WRITTEN EXERCISE →
Only lines holding the string "важности" are wanted; copy each one from the material.

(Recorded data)
# # #

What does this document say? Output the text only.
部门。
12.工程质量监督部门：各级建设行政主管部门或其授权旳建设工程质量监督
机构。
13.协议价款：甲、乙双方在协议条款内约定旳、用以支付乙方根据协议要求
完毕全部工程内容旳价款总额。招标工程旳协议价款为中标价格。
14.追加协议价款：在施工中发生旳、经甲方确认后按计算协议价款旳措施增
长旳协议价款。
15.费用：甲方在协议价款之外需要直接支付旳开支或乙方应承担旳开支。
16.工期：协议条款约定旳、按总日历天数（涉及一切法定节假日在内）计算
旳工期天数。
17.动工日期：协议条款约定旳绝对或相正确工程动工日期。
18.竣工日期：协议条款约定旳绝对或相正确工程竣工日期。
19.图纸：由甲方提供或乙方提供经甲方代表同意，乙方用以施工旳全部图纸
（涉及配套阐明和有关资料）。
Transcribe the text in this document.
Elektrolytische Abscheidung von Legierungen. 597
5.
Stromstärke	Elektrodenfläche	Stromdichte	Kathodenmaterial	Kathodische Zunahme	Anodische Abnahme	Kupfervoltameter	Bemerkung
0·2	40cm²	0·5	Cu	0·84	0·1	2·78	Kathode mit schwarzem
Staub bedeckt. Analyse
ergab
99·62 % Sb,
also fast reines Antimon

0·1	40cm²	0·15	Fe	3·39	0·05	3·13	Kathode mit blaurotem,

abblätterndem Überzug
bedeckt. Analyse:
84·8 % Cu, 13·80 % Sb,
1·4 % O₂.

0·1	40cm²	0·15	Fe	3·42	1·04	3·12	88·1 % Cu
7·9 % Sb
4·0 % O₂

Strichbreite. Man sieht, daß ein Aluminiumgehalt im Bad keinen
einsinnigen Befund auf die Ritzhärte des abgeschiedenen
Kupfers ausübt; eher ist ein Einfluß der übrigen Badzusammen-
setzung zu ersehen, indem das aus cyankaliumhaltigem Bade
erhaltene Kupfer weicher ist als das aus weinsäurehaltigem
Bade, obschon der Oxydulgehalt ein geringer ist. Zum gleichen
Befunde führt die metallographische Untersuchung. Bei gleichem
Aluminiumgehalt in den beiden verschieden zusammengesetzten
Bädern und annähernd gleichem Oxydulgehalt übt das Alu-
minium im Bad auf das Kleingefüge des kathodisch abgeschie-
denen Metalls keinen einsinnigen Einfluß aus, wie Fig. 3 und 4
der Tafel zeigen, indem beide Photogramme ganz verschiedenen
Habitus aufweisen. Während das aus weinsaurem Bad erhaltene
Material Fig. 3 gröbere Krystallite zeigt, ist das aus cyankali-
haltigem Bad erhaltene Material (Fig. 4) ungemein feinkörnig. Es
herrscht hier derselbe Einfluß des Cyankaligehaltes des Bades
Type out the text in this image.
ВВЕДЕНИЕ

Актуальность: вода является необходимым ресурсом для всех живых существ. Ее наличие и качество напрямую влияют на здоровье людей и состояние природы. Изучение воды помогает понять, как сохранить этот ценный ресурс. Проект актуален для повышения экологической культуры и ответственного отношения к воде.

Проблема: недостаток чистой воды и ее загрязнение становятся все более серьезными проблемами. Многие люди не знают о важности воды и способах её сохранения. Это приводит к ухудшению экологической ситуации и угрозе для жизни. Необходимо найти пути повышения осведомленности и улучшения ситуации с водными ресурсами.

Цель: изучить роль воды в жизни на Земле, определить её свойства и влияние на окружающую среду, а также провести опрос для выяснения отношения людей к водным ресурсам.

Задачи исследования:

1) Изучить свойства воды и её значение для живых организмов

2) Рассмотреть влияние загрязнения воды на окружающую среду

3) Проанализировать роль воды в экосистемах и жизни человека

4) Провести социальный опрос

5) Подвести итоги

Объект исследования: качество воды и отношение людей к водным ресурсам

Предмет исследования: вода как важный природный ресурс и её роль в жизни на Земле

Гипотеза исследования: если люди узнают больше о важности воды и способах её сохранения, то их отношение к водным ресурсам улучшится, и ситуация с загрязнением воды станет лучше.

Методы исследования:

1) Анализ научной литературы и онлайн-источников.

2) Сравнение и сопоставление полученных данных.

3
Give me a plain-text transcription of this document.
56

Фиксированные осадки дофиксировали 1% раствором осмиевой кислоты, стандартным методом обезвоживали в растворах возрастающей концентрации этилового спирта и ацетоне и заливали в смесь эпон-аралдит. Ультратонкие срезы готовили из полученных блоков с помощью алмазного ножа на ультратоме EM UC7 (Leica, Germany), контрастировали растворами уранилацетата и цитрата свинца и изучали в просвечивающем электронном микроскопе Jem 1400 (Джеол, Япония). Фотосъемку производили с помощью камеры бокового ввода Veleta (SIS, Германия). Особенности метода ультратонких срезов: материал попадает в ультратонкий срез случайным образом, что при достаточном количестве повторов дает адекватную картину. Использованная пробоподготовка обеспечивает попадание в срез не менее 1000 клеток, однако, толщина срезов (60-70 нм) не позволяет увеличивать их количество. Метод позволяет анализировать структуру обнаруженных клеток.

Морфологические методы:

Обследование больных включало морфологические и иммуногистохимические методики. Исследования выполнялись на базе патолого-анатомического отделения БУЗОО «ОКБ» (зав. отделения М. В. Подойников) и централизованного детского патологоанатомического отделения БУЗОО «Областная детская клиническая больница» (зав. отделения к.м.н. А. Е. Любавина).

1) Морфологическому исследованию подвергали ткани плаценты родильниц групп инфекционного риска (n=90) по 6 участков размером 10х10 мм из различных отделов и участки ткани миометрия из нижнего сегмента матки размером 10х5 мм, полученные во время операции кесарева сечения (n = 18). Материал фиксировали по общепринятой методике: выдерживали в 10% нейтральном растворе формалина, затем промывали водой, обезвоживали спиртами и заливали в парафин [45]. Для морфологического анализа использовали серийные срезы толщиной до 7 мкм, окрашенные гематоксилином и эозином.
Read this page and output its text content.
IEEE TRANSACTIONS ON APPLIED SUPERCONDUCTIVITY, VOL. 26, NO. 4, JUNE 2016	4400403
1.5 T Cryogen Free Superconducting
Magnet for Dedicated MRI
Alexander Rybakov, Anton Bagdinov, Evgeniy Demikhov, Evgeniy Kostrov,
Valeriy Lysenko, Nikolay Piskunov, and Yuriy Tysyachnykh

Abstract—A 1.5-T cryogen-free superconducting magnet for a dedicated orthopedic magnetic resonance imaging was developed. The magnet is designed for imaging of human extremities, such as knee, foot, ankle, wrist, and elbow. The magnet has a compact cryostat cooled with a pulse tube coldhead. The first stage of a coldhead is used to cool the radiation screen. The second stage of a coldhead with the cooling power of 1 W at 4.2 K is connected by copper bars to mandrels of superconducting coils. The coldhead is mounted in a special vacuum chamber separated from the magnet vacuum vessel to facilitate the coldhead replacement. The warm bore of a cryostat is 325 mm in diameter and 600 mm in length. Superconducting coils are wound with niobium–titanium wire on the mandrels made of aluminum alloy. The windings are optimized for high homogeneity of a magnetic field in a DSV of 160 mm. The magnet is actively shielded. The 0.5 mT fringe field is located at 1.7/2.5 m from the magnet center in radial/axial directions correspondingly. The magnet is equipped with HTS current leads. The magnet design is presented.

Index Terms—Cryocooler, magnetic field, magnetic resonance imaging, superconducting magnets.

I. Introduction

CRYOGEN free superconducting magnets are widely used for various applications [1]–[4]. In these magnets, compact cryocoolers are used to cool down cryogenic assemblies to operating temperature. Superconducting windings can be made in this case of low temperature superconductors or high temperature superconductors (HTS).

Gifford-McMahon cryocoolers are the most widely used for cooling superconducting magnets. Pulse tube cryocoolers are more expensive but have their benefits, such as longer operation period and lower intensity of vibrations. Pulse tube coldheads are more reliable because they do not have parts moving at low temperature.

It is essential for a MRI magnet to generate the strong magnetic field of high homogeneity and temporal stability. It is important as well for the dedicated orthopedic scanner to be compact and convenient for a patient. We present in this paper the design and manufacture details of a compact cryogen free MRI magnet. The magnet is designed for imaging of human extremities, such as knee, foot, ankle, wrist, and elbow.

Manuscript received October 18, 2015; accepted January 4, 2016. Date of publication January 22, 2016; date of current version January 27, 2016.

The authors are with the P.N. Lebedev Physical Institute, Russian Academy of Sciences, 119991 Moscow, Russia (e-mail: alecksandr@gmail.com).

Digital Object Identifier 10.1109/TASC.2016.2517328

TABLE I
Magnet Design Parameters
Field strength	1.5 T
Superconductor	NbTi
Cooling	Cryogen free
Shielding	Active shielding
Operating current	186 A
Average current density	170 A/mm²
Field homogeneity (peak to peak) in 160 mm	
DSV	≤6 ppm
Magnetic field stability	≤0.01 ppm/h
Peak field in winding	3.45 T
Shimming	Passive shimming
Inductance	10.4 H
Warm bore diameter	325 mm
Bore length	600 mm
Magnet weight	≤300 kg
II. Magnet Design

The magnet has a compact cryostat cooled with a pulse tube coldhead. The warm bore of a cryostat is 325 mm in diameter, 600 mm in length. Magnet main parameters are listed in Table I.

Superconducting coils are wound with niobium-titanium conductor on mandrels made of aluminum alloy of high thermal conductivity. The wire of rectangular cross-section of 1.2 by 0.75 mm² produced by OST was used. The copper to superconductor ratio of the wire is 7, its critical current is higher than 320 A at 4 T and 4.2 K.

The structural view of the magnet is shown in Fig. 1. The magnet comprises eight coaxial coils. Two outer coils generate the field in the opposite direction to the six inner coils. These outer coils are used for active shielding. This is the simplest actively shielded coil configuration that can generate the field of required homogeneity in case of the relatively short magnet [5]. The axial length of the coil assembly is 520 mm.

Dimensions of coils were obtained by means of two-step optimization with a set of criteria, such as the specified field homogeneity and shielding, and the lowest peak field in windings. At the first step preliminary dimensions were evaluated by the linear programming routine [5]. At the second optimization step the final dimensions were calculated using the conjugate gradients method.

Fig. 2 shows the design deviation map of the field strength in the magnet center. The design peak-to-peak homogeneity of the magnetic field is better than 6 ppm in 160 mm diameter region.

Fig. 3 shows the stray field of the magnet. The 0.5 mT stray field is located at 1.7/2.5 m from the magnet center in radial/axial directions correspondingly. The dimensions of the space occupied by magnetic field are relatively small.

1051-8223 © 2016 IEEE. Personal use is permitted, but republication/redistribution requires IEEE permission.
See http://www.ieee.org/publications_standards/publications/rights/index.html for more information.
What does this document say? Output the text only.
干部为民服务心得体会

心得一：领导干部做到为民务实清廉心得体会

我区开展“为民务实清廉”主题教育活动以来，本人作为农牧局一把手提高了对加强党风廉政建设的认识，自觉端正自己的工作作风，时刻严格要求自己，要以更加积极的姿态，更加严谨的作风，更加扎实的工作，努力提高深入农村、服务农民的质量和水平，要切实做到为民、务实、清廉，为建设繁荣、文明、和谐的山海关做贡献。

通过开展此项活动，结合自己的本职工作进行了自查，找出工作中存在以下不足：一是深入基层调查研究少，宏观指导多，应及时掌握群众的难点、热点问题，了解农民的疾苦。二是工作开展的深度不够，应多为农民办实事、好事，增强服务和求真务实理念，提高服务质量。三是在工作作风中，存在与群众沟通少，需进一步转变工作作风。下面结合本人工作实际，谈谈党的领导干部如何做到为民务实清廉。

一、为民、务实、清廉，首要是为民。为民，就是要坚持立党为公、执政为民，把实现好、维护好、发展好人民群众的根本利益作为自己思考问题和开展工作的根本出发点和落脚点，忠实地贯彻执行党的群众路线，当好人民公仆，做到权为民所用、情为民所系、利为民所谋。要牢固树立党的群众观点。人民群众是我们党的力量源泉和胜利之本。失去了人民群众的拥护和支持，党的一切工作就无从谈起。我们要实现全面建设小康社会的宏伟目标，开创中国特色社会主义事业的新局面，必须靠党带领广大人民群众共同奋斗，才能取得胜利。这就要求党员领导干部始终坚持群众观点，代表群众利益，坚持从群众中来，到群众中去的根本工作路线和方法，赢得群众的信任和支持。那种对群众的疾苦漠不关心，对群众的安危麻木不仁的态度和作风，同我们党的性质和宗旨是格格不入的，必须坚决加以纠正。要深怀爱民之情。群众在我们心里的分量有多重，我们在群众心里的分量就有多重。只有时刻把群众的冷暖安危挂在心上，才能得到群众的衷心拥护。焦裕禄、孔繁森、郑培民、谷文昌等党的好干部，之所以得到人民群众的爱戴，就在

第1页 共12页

# # #

SOLUTION BELOW →
Проблема: недостаток чистой воды и ее загрязнение становятся все более серьезными проблемами. Многие люди не знают о важности воды и способах её сохранения. Это приводит к ухудшению экологической ситуации и угрозе для жизни. Необходимо найти пути повышения осведомленности и улучшения ситуации с водными ресурсами.
Гипотеза исследования: если люди узнают больше о важности воды и способах её сохранения, то их отношение к водным ресурсам улучшится, и ситуация с загрязнением воды станет лучше.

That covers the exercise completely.